**Texto dado**
Nada pasa desapercibido en las redes sociales. Una broma de mal gusto, una foto inapropiada, hablar mal del trabajo, insultar al jefe, escribir con faltas de ortografía o revelar información confidencial son algunas de las causas por las que usuarios de estas plataformas han perdido su puesto de trabajo. Las meteduras de pata son carne de cañón para la audiencia social, que pronto las convierten en virales con sus comentarios y críticas, las comparten en Facebook y Twitter y ya no hay vuelta atrás.

Sin ir más lejos, la semana pasada despidieron a una mujer estadounidense en su primer día de trabajo en una guardería por publicar un vídeo en Facebook en el que afirmaba que “odiaba estar rodeada de niños”. Era una broma, pero nadie la entendió.

Uno de los casos más conocidos es el de Justine Sacco, que antes de iniciar un viaje de Nueva York a Sudáfrica escribió en diciembre de 2013: “Me voy a África. Espero no pillar el sida. Es broma. ¡Soy blanca!”. El tuit provocó miles de comentarios tachándola de racista y le costó su puesto como directora de comunicación de InterActiveCorp (IAC), una importante compañía que se encarga de gestionar la comunicación de portales como Ask.com o Vimeo.

El desafortunado mensaje le arruinó la vida, según explica la joven estadounidense al periodista Jon Ronson, que acaba de publicar el libro So you’ve been publicity shamed, en el que recopila el testimonio de personas que han sido deshonradas en la red.

Elementos de datos:
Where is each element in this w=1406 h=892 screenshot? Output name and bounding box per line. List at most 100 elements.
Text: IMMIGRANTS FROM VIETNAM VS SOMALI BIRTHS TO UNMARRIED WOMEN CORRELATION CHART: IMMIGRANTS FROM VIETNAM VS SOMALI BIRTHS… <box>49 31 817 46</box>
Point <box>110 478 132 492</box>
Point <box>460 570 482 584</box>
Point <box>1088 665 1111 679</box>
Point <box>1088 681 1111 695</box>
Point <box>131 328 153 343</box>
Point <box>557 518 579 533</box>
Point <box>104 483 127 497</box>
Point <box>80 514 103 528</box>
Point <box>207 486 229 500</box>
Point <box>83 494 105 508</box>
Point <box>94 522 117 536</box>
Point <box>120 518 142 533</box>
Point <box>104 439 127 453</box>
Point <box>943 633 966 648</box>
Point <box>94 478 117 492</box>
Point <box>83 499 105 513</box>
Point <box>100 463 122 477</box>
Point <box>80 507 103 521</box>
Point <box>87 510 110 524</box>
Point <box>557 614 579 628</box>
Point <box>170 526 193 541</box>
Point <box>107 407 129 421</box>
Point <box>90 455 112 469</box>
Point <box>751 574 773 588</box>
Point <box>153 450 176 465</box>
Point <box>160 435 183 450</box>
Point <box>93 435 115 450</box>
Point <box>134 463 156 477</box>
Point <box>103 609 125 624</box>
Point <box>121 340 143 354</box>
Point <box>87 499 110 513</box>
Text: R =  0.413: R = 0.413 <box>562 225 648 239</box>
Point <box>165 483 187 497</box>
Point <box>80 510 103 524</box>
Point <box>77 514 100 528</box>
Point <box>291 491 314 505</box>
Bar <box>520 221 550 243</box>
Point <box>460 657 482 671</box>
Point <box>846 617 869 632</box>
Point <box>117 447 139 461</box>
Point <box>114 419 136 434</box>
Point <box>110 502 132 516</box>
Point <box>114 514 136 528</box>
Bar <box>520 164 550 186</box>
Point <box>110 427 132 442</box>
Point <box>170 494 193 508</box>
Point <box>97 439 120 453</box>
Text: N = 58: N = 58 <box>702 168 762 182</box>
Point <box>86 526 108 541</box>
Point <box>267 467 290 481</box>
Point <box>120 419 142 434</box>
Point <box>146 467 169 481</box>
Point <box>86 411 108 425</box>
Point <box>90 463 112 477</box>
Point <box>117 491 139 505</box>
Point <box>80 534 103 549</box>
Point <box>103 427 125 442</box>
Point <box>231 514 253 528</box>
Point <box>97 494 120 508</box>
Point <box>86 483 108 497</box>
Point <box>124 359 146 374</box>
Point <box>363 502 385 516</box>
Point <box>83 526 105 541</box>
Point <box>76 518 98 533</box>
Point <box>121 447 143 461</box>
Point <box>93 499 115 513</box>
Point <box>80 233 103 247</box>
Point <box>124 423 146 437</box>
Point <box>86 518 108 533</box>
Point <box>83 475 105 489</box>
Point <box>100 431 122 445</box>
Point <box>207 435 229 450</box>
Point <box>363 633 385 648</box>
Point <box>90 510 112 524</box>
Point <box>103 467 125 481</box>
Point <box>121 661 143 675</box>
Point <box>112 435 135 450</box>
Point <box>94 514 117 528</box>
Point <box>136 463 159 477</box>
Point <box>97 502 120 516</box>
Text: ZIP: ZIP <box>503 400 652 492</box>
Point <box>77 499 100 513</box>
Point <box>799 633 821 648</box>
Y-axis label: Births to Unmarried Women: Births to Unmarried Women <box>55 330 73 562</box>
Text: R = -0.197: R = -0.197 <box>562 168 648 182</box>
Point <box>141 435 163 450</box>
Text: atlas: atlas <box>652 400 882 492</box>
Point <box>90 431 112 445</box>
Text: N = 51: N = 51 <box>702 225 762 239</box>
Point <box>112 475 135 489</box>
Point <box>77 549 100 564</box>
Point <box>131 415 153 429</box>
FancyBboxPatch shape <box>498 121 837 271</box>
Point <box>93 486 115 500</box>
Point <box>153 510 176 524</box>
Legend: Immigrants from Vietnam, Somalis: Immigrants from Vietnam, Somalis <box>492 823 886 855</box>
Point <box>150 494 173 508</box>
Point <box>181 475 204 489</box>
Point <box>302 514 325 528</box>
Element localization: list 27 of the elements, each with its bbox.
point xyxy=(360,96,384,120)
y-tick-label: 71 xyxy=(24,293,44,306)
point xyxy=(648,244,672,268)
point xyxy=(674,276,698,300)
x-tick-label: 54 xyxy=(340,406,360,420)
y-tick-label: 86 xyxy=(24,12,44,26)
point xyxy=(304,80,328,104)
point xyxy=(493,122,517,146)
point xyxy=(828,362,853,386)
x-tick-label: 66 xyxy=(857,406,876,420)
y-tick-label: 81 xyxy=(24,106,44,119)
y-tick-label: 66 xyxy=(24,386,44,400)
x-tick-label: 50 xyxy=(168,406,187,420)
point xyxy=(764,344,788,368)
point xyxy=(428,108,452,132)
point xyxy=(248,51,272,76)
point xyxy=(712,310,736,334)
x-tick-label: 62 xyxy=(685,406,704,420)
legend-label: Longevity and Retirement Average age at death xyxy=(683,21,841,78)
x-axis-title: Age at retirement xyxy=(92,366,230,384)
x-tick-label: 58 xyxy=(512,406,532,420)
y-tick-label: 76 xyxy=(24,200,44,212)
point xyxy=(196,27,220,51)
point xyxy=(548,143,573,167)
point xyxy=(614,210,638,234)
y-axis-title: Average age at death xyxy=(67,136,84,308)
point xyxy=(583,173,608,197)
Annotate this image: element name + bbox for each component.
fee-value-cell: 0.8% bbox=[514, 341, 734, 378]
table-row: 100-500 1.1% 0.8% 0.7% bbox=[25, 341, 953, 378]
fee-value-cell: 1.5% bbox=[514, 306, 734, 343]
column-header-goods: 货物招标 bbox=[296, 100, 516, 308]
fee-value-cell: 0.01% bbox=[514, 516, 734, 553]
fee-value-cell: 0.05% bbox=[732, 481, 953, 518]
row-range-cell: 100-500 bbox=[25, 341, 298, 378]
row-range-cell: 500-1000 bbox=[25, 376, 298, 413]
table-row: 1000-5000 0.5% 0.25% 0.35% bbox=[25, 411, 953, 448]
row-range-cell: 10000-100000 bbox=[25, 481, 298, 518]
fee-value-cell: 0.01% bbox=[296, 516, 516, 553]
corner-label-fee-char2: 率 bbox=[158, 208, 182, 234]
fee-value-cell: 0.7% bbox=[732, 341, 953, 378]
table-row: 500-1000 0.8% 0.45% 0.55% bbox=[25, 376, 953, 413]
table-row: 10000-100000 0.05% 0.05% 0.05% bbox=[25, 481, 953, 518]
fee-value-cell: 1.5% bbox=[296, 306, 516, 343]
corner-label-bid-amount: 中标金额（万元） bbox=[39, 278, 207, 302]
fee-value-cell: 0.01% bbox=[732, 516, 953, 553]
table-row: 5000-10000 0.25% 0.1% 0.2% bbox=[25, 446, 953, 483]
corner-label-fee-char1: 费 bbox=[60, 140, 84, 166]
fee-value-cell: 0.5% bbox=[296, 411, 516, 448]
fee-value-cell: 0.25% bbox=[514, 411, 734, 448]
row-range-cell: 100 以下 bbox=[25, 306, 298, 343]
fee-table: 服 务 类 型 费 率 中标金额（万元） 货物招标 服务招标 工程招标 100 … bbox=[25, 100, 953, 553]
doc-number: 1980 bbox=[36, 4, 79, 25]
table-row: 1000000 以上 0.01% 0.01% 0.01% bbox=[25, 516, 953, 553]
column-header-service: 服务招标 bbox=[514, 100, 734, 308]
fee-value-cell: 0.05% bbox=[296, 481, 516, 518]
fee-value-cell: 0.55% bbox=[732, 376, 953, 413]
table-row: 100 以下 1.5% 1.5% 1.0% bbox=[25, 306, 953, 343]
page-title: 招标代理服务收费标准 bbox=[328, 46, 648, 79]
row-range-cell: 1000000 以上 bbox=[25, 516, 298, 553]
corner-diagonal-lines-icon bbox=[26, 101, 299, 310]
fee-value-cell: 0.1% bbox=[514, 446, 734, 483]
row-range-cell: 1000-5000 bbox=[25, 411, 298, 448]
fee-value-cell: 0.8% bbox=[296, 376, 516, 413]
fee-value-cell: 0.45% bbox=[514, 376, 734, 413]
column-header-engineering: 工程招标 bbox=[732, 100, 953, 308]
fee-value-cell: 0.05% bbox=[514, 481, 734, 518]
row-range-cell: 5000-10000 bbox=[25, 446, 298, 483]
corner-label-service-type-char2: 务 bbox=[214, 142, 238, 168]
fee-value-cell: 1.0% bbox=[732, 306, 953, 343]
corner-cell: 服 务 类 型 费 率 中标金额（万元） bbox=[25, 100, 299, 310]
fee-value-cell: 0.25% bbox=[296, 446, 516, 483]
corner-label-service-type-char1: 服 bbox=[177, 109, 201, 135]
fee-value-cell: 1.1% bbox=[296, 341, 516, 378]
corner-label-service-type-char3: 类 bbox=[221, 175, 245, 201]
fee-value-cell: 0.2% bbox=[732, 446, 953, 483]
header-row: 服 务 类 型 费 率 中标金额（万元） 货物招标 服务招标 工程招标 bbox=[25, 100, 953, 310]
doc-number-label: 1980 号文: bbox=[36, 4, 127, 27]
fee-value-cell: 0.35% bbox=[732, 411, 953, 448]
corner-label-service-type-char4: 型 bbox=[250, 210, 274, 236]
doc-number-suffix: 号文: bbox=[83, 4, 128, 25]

**Qué harás**
**A.** Según el texto sobre despidos por publicaciones en redes sociales, ¿qué cargo ocupaba Justine Sacco en InterActiveCorp (IAC)?
**B.** Retoma el texto sobre los despidos por publicaciones en redes sociales a partir de donde termina.
Los registros no intervienen en esto.

**Resultados por tarea**
**A.** Era directora de comunicación.

**B.**
Como en el caso de la semana pasada, se trataba de una broma, según explica Sacco: una crítica a los norteamericanos que es como si vivieran en una burbuja. “Para mí era tan loco (…) que pensé que no había manera de que alguien pudiera pensar que era literal”, cuenta esta relaciones públicas, tal como escribe el periodista en un artículo en The New York Times.

Ronson también recoge la historia de Lindsey Stone, una mujer de Massachusetts que aparecía en una foto burlándose de un cartel del cementerio militar de Arlington (Virginia, EE.UU). Salía en la instantánea haciendo el gesto de la peineta y simulando que gritaba ante la señal que pedía: “Silencio y respeto”. La audiencia se lo tomó como una ofensa a los fallecidos por la guerra. La amiga que publicó la instantánea catastrófica en Facebook no sabía que tenía su perfil abierto al público. Perdió su trabajo en la ONG que ayuda a adultos con dificultades de aprendizaje, LIFE, se tuvo que mudar de casa y se encerró entre cuatro paredes porque no podía ver a nadie, según explica ella misma al periodista.

En el Halloween pasado, Alicia Ann Lynch se disfrazó de víctima del atentado de Boston. El ciberacoso y la pérdida de su trabajo, también fueron las consecuencias para esta joven de 22 años.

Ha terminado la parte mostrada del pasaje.